Please extract the part of the biographical statement from "Mann was the" to "Wearable Computing (ISWC97).", word for word.

*** Text passage ***

BIOGRAPHICAL STATEMENT:

(large font version for visually impaired or easy reading on a WearComp)

Prof. Steve Mann has written 139 research publications (39 journal articles, 37 conference articles, 2 books, 10 book chapters, and 51 patents), and has been the keynote speaker at 24 scientific and industry symposia and conferences and has also been an invited speaker at 52 university Distinguished Lecture Series and colloquia.

He is also a hydraulist, as well as the inventor of the hydraulophone, a musical instrument that is similar to a woodwind instrument but uses pressurized water instead of air. He is also a sculptor who builds hydraulophones as public art installations.

Steve Mann is considered by many to be the inventor of WearComp (wearable computer) and WearCam (eyetap camera and reality mediator). He is currently a faculty member at University of Toronto, Department of Electrical and Computer Engineering.

Dr. Mann has been working on his WearComp invention for more than 20 years, dating back to his high school days in the 1970s. He brought his inventions and ideas to the Massachusetts Institute of Technology in 1991, and is considered to have brought the seed that later become the MIT Wearable Computing Project. He also built the world's first covert fully functional WearComp with display and camera concealed in ordinary eyeglasses in 1995, for the creation of his award winning documentary ShootingBack. He received his PhD degree from MIT in 1997 for work including the introduction of Humanistic Intelligence. He is also inventor of the Chirplet Transform, a new mathematical framework for signal processing, and of Comparametric Equations, a new mathematical framework for computer mediated reality.

Mann was the one who both proposed, to the IEEE Computer Society, and was Publications Chair, of the first IEEE International Symposium on Wearable Computing (ISWC97).

He also chaired the first Special Issue on Wearable Computing to appear in a scholarly journal (Personal Technologies), and continues to chair Special Issues on Wearable Computing in other scholarly journals. He has also given numerous Keynote Addresses on the subject, including the Keynote at the first International Conference on Wearable Computing, the Keynote at the Virtual Reality conference, and the Keynote at the McLuhan Conference on Culture and Technology, on the subject of Privacy issues and Wearable Computers.

He also wrote the lead article for Proc. IEEE Vol. 86, No. 11, Intelligent Signal Processing, Nov. 1998.

His textbook entitled ``Intelligent Image Processing'' by John Wiley and Sons, as well as a popular book about his life as a ``cyborg'', by Random House, Doubleday, further document his ``mediated reality'' concepts.

*** End of Text passage ***
*** Data extracts ***

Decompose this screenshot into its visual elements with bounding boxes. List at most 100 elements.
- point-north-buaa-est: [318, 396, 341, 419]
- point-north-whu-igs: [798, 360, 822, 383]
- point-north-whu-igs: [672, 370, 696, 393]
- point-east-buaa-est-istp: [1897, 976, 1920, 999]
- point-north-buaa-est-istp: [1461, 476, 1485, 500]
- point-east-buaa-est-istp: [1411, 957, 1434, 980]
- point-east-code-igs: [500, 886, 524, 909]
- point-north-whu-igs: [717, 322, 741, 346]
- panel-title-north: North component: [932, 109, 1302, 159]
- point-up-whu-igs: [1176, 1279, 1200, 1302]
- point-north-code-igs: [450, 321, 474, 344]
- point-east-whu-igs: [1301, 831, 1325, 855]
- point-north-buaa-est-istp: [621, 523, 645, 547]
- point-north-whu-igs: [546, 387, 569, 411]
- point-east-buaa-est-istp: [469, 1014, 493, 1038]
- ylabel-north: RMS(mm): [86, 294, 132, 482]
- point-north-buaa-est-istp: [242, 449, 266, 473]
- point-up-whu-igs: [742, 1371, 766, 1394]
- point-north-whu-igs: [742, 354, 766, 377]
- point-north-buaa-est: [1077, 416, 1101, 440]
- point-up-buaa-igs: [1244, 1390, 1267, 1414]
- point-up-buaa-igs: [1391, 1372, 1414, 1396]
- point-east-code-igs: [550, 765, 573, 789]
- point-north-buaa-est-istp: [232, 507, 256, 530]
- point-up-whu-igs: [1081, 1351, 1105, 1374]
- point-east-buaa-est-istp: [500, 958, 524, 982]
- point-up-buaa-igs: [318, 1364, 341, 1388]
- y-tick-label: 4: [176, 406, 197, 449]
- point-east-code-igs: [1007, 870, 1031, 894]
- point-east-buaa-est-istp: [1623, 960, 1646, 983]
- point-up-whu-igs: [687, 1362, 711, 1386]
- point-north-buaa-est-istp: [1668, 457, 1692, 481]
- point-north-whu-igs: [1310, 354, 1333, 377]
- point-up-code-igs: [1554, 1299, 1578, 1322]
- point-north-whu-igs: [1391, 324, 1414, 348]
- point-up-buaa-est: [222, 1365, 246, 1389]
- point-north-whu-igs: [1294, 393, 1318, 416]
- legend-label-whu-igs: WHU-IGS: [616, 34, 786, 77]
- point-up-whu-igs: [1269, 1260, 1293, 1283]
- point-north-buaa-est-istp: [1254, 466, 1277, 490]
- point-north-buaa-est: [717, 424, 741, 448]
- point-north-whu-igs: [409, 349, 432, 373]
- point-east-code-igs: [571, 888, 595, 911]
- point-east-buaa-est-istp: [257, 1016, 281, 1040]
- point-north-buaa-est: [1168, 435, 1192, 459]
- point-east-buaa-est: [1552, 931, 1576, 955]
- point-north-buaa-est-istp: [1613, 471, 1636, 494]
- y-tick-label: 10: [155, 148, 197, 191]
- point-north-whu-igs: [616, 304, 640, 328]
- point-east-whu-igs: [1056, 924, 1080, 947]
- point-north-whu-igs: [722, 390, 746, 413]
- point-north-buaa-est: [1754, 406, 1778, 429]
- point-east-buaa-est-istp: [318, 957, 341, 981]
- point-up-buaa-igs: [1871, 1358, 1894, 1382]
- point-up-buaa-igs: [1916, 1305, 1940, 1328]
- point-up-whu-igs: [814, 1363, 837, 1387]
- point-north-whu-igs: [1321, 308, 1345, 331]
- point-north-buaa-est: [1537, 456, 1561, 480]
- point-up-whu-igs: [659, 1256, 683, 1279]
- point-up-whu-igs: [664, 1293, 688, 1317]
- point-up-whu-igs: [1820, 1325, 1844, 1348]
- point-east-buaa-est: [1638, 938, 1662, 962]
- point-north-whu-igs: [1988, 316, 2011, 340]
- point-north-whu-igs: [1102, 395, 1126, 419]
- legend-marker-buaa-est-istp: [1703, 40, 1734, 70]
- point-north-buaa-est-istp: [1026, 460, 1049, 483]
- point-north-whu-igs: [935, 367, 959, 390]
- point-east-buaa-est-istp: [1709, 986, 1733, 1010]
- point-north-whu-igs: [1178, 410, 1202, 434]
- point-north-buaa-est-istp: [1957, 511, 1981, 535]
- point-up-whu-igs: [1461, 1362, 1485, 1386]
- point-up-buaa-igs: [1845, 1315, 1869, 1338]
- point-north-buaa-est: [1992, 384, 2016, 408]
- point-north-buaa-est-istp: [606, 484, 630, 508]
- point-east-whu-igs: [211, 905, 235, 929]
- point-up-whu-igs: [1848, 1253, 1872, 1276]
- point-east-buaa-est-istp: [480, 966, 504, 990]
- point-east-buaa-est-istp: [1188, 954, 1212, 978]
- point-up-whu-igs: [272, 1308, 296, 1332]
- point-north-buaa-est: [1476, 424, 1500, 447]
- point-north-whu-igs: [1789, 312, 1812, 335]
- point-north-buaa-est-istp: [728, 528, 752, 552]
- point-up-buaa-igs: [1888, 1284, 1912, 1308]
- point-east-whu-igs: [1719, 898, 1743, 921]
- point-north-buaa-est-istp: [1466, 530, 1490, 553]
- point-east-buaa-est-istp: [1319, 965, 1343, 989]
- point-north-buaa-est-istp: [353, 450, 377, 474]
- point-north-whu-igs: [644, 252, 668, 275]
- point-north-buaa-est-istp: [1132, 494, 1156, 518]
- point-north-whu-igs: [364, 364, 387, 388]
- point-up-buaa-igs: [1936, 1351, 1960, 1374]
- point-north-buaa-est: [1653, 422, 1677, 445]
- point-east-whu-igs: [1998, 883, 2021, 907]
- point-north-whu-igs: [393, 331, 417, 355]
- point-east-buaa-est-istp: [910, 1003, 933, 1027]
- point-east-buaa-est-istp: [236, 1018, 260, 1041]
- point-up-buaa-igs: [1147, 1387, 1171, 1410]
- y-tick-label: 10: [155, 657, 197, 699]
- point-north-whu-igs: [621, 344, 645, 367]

*** End of Data extracts ***

* _Your solution_:
Mann was the one who both proposed, to the IEEE Computer Society, and was Publications Chair, of the first IEEE International Symposium on Wearable Computing (ISWC97).